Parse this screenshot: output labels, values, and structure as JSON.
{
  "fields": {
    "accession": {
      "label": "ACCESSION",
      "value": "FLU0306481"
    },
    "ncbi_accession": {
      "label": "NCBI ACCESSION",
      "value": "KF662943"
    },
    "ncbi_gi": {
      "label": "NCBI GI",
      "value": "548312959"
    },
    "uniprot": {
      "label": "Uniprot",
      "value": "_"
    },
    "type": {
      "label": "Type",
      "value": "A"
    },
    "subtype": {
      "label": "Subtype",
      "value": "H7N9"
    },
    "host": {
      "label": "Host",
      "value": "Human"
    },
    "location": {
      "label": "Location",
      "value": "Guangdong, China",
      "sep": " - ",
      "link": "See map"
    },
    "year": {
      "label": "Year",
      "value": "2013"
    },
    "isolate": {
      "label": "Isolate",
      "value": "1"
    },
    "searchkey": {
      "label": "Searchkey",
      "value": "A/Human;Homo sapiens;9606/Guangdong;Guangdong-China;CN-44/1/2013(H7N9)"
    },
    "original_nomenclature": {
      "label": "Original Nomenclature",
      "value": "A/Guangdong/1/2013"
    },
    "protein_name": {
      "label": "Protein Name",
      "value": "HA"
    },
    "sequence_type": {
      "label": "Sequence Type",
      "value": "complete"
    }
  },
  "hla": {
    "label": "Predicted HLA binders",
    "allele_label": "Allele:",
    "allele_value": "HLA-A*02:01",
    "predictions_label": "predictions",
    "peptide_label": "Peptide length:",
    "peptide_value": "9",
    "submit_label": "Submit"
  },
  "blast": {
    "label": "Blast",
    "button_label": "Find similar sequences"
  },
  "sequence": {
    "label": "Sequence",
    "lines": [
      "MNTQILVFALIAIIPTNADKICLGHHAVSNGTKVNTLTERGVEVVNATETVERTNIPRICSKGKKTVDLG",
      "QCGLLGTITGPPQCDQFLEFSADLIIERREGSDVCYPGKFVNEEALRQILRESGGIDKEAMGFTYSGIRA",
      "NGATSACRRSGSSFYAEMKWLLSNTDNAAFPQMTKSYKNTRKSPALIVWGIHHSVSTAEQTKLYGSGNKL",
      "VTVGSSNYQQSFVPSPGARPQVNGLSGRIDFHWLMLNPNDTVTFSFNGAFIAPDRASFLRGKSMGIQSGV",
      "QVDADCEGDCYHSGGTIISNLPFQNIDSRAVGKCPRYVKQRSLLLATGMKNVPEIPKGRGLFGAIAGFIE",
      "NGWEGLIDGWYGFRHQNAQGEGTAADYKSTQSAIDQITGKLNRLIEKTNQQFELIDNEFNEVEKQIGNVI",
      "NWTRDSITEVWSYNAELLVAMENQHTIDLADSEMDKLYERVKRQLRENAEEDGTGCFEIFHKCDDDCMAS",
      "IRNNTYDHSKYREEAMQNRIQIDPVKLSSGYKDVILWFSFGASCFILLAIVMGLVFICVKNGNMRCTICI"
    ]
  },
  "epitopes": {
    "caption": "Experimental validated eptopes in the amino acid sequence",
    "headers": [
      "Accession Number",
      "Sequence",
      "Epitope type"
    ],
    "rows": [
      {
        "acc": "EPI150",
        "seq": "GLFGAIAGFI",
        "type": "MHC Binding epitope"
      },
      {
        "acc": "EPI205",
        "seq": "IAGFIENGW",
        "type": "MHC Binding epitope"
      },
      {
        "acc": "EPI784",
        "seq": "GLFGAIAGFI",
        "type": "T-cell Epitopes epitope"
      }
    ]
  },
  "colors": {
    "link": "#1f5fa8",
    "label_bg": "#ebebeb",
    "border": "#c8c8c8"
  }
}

== WHAT THIS TASK INVOLVES ==
Count each line above with "Human"; write only the number.

== RESULT FOR THIS TASK ==
2